◆ What is being asked
Skip the pictures. Repeat everything else in the records word for word.

◆ Records for this task
— Begin —

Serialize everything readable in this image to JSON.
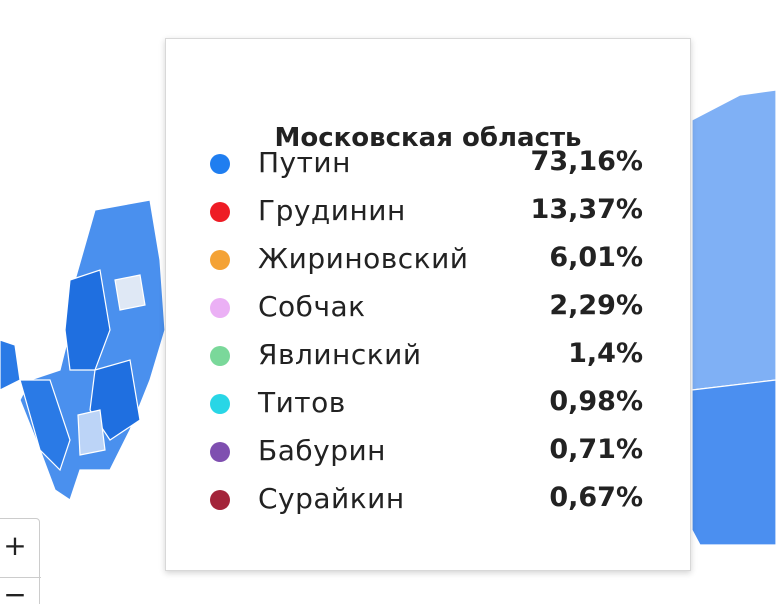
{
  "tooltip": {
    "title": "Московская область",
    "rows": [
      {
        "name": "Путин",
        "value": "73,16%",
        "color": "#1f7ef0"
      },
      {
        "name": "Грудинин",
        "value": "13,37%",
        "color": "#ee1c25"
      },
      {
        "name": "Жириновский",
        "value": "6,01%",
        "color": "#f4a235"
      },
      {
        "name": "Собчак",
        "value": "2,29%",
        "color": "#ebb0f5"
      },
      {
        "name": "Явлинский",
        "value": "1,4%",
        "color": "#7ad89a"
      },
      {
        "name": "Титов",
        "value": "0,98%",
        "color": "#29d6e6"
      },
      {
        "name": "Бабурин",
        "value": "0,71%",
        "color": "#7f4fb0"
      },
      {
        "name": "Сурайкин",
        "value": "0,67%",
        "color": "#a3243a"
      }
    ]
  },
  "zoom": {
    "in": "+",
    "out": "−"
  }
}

— End —

◆ Task result
Serialize everything readable in this image to JSON.
{
  "tooltip": {
    "title": "Московская область",
    "rows": [
      {
        "name": "Путин",
        "value": "73,16%",
        "color": "#1f7ef0"
      },
      {
        "name": "Грудинин",
        "value": "13,37%",
        "color": "#ee1c25"
      },
      {
        "name": "Жириновский",
        "value": "6,01%",
        "color": "#f4a235"
      },
      {
        "name": "Собчак",
        "value": "2,29%",
        "color": "#ebb0f5"
      },
      {
        "name": "Явлинский",
        "value": "1,4%",
        "color": "#7ad89a"
      },
      {
        "name": "Титов",
        "value": "0,98%",
        "color": "#29d6e6"
      },
      {
        "name": "Бабурин",
        "value": "0,71%",
        "color": "#7f4fb0"
      },
      {
        "name": "Сурайкин",
        "value": "0,67%",
        "color": "#a3243a"
      }
    ]
  },
  "zoom": {
    "in": "+",
    "out": "−"
  }
}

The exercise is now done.